Stored data entries
□ □ □ □ □ □ □

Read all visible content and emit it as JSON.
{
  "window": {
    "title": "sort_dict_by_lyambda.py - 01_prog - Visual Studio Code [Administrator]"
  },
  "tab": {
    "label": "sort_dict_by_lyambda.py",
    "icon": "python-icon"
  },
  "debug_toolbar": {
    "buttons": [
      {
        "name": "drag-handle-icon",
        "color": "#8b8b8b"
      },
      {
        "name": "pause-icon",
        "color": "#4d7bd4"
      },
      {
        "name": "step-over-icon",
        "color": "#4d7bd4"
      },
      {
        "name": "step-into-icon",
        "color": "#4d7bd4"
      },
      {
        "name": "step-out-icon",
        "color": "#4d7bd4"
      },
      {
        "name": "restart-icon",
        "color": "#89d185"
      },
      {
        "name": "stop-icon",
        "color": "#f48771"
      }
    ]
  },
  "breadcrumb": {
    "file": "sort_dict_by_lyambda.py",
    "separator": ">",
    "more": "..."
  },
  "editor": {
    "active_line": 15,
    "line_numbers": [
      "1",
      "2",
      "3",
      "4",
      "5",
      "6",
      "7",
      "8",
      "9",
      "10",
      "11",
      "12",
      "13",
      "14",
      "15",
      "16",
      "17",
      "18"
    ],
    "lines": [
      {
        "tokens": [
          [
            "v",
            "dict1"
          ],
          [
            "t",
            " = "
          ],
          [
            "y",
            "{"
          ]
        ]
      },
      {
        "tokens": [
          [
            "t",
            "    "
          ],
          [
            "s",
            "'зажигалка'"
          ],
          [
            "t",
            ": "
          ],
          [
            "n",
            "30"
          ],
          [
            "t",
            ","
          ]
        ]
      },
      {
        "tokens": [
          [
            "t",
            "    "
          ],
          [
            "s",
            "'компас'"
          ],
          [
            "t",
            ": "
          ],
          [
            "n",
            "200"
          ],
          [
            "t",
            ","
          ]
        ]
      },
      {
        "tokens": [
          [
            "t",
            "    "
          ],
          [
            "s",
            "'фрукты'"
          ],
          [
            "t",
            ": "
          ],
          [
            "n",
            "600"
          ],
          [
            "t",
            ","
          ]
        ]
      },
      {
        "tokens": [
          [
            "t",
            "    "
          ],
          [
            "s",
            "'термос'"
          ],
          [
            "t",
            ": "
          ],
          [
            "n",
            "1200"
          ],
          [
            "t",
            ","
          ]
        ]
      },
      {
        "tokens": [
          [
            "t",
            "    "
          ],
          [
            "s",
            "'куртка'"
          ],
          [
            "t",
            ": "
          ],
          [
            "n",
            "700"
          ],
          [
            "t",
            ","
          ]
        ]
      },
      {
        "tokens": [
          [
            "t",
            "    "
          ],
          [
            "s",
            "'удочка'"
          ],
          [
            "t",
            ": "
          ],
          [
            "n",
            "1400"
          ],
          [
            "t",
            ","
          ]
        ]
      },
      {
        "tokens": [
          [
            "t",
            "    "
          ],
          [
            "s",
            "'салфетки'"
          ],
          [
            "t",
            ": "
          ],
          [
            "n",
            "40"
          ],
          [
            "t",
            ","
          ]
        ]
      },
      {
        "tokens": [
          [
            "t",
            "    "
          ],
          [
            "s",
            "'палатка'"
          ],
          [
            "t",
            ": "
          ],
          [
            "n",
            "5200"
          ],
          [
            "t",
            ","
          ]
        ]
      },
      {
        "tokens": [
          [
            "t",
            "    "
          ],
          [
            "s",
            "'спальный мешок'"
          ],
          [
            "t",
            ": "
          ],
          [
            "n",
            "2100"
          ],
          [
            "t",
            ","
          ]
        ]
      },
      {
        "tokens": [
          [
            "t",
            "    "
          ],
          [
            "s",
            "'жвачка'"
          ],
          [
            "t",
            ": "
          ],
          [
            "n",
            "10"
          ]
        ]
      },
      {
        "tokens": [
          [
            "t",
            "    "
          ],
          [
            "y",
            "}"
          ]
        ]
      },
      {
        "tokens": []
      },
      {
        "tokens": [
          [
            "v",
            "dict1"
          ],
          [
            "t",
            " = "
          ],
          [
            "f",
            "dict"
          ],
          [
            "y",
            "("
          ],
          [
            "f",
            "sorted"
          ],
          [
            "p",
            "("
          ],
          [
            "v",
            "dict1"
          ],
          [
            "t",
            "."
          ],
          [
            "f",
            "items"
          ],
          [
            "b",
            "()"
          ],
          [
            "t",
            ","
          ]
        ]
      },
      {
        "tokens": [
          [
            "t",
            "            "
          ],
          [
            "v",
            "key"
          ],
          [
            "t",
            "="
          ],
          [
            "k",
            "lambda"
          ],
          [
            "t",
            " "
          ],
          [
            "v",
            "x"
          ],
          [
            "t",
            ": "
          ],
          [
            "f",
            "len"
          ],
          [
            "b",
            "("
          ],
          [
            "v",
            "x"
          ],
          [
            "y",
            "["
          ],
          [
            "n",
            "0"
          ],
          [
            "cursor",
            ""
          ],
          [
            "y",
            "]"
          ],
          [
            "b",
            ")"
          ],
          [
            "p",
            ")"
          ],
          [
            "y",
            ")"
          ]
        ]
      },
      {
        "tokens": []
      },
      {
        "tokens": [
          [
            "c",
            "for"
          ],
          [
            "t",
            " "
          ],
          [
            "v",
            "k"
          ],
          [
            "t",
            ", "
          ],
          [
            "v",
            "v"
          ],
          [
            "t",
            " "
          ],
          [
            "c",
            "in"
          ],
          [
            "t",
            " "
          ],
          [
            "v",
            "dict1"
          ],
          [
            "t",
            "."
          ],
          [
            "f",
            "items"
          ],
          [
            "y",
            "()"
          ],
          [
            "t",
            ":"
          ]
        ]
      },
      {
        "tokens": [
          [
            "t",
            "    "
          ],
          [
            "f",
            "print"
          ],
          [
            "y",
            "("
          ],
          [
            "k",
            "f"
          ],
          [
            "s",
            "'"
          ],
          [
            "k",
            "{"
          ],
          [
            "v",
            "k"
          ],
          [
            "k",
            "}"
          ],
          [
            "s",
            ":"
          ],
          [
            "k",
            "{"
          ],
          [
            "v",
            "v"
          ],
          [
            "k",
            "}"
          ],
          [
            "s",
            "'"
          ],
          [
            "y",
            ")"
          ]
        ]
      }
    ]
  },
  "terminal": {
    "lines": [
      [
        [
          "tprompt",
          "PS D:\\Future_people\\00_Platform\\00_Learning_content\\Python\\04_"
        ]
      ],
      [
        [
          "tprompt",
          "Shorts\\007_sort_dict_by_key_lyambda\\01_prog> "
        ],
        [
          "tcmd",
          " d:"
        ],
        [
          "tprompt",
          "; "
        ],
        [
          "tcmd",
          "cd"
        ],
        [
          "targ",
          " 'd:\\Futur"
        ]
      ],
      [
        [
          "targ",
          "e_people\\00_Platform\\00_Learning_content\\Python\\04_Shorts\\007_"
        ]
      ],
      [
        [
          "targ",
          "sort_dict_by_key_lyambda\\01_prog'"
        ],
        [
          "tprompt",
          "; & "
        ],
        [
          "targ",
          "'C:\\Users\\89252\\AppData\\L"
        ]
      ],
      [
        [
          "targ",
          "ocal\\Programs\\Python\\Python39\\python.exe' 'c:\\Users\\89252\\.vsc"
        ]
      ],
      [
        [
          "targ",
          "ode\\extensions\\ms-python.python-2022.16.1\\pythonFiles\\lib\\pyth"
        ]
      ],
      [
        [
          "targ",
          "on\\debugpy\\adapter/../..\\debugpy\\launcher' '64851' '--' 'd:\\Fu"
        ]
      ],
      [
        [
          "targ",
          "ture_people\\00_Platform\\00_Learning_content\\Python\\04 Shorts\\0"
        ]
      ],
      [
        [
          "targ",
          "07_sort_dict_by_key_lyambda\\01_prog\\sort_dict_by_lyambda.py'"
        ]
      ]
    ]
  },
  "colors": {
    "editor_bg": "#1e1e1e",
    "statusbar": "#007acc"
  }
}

□ □ □ □ □ □ □

• _Aim_
Go over the data above and copy every line that has the word "step" in it.

• _Expected answer_
        "name": "step-over-icon",
        "name": "step-into-icon",
        "name": "step-out-icon",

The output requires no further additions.